WRITTEN REQUEST: Only the number is wanted: count the lines that contain "marker".

● ● ● ● ● ● ●

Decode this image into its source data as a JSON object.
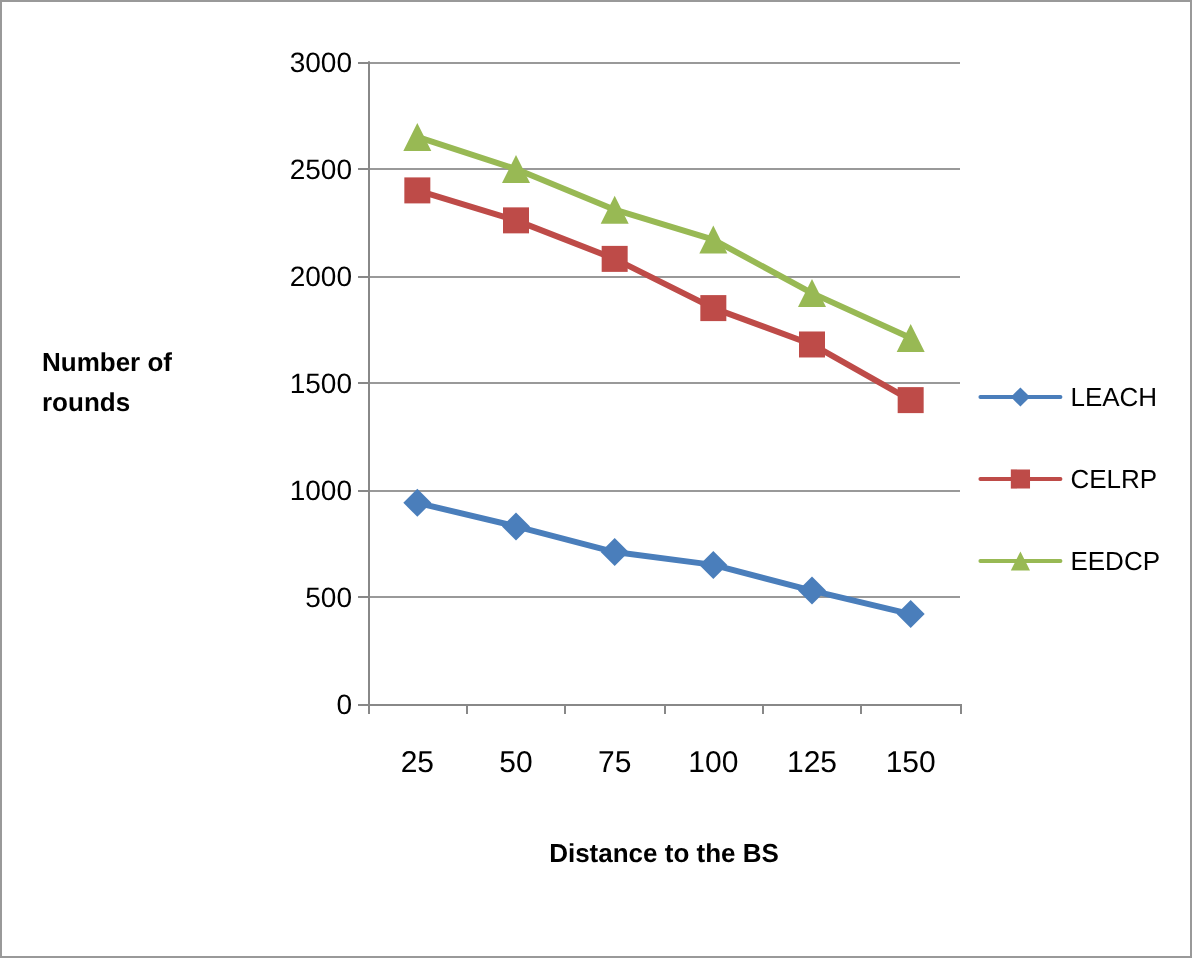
{
  "chart_data": {
    "type": "line",
    "xlabel": "Distance to the BS",
    "ylabel": "Number of\nrounds",
    "categories": [
      "25",
      "50",
      "75",
      "100",
      "125",
      "150"
    ],
    "series": [
      {
        "name": "LEACH",
        "color": "#4a7ebb",
        "marker": "diamond",
        "values": [
          940,
          830,
          710,
          650,
          530,
          420
        ]
      },
      {
        "name": "CELRP",
        "color": "#be4b48",
        "marker": "square",
        "values": [
          2400,
          2260,
          2080,
          1850,
          1680,
          1420
        ]
      },
      {
        "name": "EEDCP",
        "color": "#98b954",
        "marker": "triangle",
        "values": [
          2650,
          2500,
          2310,
          2170,
          1920,
          1710
        ]
      }
    ],
    "ylim": [
      0,
      3000
    ],
    "yticks": [
      0,
      500,
      1000,
      1500,
      2000,
      2500,
      3000
    ],
    "grid": "y",
    "legend": "right",
    "line_style": "solid"
  }
}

● ● ● ● ● ● ●

ANSWER FOR THIS EXERCISE: 3